*What the task requires*: Copy all lines that contain the word "Fernbedienung".

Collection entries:
↓

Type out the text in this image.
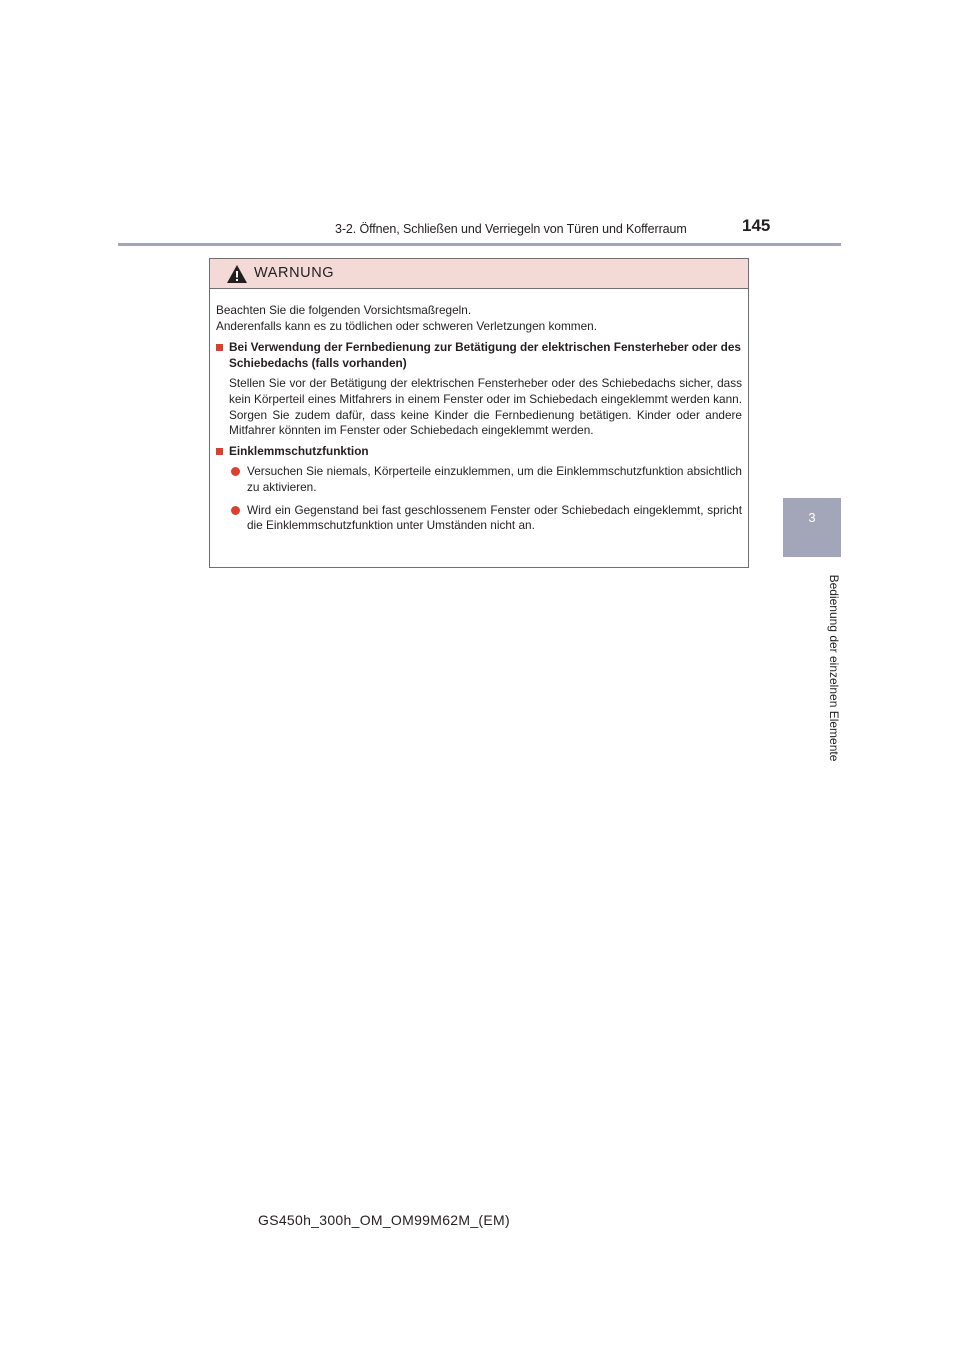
3-2. Öffnen, Schließen und Verriegeln von Türen und Kofferraum	145
3
Bedienung der einzelnen Elemente
WARNUNG
Beachten Sie die folgenden Vorsichtsmaßregeln.
Anderenfalls kann es zu tödlichen oder schweren Verletzungen kommen.
Bei Verwendung der Fernbedienung zur Betätigung der elektrischen Fensterheber oder des Schiebedachs (falls vorhanden)
Stellen Sie vor der Betätigung der elektrischen Fensterheber oder des Schiebedachs sicher, dass kein Körperteil eines Mitfahrers in einem Fenster oder im Schiebedach eingeklemmt werden kann. Sorgen Sie zudem dafür, dass keine Kinder die Fernbedienung betätigen. Kinder oder andere Mitfahrer könnten im Fenster oder Schiebedach eingeklemmt werden.
Einklemmschutzfunktion
Versuchen Sie niemals, Körperteile einzuklemmen, um die Einklemmschutzfunktion absichtlich zu aktivieren.
Wird ein Gegenstand bei fast geschlossenem Fenster oder Schiebedach eingeklemmt, spricht die Einklemmschutzfunktion unter Umständen nicht an.
GS450h_300h_OM_OM99M62M_(EM)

↑

*Solution to this problem*:
Bei Verwendung der Fernbedienung zur Betätigung der elektrischen Fensterheber oder des Schiebedachs (falls vorhanden)
Stellen Sie vor der Betätigung der elektrischen Fensterheber oder des Schiebedachs sicher, dass kein Körperteil eines Mitfahrers in einem Fenster oder im Schiebedach eingeklemmt werden kann. Sorgen Sie zudem dafür, dass keine Kinder die Fernbedienung betätigen. Kinder oder andere Mitfahrer könnten im Fenster oder Schiebedach eingeklemmt werden.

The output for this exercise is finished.